# Stated exercise
In the entries below, find every line holding the string "golfing" and collect it.

# Recorded information

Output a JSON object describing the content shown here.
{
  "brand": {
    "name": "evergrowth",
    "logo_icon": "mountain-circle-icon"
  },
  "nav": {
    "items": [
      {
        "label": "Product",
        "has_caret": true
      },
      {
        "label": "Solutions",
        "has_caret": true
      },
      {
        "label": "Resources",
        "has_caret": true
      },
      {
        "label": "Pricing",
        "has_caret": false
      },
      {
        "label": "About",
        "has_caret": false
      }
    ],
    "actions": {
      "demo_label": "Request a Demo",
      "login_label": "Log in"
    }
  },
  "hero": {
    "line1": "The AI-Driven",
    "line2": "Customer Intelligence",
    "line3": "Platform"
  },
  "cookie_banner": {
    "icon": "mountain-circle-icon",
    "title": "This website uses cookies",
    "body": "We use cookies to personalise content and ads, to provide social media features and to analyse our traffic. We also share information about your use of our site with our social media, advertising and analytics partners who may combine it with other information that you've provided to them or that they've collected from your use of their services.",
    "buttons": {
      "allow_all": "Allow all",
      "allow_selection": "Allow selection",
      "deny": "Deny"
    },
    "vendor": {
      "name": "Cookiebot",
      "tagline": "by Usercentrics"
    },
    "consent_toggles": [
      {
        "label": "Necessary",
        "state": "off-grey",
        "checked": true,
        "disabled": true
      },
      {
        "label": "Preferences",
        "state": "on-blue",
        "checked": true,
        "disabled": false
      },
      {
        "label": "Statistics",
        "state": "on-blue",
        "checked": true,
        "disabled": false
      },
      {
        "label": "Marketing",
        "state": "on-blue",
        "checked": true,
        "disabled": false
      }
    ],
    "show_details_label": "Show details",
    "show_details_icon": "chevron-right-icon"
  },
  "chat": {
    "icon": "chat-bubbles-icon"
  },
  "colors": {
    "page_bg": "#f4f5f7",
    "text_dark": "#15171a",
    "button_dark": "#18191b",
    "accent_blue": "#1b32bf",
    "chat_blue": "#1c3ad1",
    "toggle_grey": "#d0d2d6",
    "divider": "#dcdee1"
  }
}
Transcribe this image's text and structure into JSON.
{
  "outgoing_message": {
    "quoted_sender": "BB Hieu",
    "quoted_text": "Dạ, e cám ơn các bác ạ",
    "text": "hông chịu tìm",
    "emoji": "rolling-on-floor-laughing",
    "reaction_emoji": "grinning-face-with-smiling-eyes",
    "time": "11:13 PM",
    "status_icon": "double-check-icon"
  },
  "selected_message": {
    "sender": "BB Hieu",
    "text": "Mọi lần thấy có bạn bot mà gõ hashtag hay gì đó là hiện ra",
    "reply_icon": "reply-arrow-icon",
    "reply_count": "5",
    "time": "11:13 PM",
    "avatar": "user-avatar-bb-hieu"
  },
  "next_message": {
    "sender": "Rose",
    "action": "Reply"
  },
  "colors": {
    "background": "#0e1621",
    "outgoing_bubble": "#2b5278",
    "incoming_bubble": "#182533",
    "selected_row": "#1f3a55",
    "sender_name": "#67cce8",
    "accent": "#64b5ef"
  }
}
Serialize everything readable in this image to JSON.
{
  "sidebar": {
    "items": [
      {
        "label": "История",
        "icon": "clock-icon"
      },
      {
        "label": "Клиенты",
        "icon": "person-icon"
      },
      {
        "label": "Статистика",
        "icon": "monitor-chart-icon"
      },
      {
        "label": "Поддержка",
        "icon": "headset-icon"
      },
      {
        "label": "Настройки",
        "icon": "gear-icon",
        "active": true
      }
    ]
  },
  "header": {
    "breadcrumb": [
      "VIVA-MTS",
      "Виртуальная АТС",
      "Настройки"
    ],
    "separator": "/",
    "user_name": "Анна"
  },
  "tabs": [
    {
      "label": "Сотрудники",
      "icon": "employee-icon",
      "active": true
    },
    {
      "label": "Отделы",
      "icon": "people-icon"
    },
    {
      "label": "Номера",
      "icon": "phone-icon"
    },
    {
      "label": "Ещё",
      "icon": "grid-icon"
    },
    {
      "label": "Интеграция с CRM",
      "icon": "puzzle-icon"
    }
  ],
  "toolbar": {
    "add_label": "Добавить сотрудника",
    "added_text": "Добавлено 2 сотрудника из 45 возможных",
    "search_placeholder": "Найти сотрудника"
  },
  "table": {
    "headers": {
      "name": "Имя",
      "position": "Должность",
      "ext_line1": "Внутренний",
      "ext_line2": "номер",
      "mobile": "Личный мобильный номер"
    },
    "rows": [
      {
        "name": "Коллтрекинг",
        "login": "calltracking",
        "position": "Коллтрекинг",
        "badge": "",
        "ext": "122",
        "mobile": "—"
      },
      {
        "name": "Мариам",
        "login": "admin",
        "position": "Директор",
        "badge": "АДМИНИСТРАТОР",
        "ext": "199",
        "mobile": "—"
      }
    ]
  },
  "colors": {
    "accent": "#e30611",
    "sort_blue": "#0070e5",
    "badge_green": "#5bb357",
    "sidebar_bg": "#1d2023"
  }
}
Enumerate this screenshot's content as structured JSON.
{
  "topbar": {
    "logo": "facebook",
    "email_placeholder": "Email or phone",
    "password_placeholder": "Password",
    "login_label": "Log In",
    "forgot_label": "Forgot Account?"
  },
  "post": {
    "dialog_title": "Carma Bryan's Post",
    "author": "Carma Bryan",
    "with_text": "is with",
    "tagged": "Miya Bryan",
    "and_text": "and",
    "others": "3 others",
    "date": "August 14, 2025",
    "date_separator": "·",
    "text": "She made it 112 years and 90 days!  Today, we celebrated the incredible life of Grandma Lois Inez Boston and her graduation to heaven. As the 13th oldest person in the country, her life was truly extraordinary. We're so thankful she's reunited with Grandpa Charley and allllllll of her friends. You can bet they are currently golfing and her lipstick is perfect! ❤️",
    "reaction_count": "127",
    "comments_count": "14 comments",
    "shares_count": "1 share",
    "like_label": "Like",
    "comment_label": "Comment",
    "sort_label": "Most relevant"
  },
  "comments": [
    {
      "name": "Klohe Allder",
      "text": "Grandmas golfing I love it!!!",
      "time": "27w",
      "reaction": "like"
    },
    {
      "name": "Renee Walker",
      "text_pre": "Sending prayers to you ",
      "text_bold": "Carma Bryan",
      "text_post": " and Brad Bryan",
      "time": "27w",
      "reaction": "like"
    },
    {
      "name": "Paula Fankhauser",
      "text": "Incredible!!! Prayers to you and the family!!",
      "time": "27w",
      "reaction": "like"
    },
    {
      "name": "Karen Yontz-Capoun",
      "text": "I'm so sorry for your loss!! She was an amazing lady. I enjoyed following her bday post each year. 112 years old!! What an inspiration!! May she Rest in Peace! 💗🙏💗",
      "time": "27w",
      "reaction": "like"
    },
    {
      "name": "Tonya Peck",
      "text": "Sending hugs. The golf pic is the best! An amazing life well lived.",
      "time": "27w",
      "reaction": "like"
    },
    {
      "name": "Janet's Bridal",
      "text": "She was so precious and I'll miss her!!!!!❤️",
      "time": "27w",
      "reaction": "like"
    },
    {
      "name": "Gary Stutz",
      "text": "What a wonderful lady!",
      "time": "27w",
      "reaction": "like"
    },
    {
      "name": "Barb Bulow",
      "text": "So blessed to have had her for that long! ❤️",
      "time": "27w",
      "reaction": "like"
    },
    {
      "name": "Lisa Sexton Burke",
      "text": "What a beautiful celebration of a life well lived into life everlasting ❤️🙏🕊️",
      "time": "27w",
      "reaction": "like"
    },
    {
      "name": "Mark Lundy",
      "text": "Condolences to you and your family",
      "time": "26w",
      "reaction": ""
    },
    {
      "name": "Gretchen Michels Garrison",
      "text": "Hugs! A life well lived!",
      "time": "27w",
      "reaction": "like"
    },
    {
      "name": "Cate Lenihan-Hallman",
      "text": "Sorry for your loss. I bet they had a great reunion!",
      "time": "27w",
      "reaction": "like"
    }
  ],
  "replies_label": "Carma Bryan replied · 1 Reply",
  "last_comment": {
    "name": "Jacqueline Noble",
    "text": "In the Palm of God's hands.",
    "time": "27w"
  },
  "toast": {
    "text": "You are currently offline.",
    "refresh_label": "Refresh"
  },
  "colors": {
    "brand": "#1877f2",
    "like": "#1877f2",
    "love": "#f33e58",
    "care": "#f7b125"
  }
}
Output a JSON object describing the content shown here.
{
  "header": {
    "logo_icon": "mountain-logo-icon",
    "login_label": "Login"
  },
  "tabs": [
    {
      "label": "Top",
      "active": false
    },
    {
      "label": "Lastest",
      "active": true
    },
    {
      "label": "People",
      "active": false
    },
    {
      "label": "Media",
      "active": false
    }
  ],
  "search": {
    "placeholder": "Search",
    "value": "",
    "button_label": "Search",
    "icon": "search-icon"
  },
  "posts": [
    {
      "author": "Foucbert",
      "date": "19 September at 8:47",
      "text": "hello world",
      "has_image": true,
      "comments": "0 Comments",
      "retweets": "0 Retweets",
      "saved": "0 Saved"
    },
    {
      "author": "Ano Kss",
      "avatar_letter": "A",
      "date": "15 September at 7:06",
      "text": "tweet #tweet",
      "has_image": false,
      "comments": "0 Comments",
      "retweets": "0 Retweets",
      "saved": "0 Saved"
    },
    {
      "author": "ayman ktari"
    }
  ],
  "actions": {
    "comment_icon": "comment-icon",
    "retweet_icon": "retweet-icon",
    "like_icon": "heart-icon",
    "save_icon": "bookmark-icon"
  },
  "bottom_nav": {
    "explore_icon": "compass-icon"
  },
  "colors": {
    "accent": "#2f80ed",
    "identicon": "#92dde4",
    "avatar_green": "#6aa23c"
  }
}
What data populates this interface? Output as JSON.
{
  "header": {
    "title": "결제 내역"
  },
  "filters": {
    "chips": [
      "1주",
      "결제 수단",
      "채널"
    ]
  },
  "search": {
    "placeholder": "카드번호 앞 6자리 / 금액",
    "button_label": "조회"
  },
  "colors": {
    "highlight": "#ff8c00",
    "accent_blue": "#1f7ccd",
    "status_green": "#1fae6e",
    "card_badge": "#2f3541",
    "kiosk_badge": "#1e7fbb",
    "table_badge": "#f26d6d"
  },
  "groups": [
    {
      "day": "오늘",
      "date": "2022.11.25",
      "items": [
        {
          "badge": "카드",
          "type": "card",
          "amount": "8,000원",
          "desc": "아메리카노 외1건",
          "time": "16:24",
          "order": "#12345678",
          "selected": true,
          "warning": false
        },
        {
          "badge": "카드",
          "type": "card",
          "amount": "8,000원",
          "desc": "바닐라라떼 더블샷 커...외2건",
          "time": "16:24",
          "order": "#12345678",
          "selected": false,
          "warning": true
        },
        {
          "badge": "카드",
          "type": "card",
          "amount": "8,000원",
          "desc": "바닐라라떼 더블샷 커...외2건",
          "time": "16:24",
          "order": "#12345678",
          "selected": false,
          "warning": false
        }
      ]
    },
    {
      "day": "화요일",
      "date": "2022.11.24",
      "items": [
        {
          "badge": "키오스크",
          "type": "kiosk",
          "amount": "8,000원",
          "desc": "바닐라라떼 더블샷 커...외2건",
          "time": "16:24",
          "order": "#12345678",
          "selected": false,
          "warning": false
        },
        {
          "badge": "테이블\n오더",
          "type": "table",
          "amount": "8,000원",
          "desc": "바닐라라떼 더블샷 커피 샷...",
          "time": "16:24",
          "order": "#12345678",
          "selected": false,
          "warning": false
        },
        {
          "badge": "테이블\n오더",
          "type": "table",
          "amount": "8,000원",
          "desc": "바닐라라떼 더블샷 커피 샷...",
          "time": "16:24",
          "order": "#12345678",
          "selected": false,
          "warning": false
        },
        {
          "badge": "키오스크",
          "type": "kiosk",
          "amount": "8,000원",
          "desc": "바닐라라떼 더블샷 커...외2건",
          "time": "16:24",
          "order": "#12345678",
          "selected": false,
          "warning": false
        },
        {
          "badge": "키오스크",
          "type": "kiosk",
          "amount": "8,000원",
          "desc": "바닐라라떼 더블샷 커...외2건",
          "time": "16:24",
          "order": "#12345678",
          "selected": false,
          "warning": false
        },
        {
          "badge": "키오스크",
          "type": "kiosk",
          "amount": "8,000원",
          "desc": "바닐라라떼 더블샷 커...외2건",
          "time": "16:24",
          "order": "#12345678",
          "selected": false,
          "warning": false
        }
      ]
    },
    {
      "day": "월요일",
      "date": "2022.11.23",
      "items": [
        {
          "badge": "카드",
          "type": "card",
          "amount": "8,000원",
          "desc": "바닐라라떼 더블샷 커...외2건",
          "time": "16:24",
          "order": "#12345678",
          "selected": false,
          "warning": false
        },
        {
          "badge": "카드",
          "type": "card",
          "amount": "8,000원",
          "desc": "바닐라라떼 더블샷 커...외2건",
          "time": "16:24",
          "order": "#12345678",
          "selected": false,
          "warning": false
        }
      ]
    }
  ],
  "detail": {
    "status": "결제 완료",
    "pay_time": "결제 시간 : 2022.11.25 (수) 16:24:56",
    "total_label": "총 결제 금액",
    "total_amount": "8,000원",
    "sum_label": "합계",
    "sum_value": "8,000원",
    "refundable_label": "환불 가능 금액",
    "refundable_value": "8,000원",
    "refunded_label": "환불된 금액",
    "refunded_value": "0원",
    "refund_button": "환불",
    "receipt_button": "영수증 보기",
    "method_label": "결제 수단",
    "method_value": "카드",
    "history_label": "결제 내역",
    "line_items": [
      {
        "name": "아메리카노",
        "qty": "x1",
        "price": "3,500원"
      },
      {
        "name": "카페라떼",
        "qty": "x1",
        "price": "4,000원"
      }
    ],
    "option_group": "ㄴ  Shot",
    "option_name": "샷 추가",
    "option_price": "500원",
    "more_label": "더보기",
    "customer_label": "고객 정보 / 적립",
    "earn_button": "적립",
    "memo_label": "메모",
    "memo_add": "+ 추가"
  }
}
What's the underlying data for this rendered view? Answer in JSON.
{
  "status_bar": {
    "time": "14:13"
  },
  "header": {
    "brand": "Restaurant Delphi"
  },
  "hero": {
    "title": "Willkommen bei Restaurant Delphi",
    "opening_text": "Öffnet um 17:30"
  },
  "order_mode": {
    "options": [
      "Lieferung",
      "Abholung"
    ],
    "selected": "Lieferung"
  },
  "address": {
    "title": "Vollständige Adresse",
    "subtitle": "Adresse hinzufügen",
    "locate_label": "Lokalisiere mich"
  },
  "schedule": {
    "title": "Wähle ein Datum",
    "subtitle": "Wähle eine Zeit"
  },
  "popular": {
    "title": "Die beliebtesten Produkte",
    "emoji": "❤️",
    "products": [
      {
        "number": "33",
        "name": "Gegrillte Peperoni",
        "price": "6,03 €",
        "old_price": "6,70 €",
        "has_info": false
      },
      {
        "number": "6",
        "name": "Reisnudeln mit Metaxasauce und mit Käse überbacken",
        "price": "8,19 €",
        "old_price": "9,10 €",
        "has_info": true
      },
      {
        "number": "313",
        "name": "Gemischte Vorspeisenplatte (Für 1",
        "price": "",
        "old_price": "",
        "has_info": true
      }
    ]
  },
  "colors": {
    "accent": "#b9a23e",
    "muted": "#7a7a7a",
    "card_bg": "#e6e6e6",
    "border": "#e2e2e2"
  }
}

# Answer for this exercise
    "text": "She made it 112 years and 90 days!  Today, we celebrated the incredible life of Grandma Lois Inez Boston and her graduation to heaven. As the 13th oldest person in the country, her life was truly extraordinary. We're so thankful she's reunited with Grandpa Charley and allllllll of her friends. You can bet they are currently golfing and her lipstick is perfect! ❤️",
      "text": "Grandmas golfing I love it!!!",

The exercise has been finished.